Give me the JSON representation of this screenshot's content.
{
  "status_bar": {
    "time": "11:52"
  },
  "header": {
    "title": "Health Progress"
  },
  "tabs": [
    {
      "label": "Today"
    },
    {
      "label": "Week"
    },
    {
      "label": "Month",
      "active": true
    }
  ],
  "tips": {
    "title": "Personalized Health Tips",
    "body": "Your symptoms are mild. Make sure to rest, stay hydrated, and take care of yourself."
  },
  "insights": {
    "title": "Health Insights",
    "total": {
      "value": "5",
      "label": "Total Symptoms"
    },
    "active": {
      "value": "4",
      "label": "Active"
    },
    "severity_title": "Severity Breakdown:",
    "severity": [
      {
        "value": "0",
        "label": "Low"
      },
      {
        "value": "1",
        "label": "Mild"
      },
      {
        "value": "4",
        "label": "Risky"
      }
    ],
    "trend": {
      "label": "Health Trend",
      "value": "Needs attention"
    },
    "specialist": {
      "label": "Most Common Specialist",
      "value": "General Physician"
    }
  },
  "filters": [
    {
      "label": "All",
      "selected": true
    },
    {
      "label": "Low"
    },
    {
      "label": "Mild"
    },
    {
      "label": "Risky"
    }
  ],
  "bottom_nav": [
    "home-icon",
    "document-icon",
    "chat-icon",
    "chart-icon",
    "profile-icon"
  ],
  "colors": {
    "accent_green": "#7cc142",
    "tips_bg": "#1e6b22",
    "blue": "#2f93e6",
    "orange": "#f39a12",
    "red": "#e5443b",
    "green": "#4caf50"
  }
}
━━━━━━
→ **Directions**
Please restate the data word for word, every record included.

→ **Solution below**
Give me the JSON representation of this screenshot's content.
{
  "status_bar": {
    "time": "11:52"
  },
  "header": {
    "title": "Health Progress"
  },
  "tabs": [
    {
      "label": "Today"
    },
    {
      "label": "Week"
    },
    {
      "label": "Month",
      "active": true
    }
  ],
  "tips": {
    "title": "Personalized Health Tips",
    "body": "Your symptoms are mild. Make sure to rest, stay hydrated, and take care of yourself."
  },
  "insights": {
    "title": "Health Insights",
    "total": {
      "value": "5",
      "label": "Total Symptoms"
    },
    "active": {
      "value": "4",
      "label": "Active"
    },
    "severity_title": "Severity Breakdown:",
    "severity": [
      {
        "value": "0",
        "label": "Low"
      },
      {
        "value": "1",
        "label": "Mild"
      },
      {
        "value": "4",
        "label": "Risky"
      }
    ],
    "trend": {
      "label": "Health Trend",
      "value": "Needs attention"
    },
    "specialist": {
      "label": "Most Common Specialist",
      "value": "General Physician"
    }
  },
  "filters": [
    {
      "label": "All",
      "selected": true
    },
    {
      "label": "Low"
    },
    {
      "label": "Mild"
    },
    {
      "label": "Risky"
    }
  ],
  "bottom_nav": [
    "home-icon",
    "document-icon",
    "chat-icon",
    "chart-icon",
    "profile-icon"
  ],
  "colors": {
    "accent_green": "#7cc142",
    "tips_bg": "#1e6b22",
    "blue": "#2f93e6",
    "orange": "#f39a12",
    "red": "#e5443b",
    "green": "#4caf50"
  }
}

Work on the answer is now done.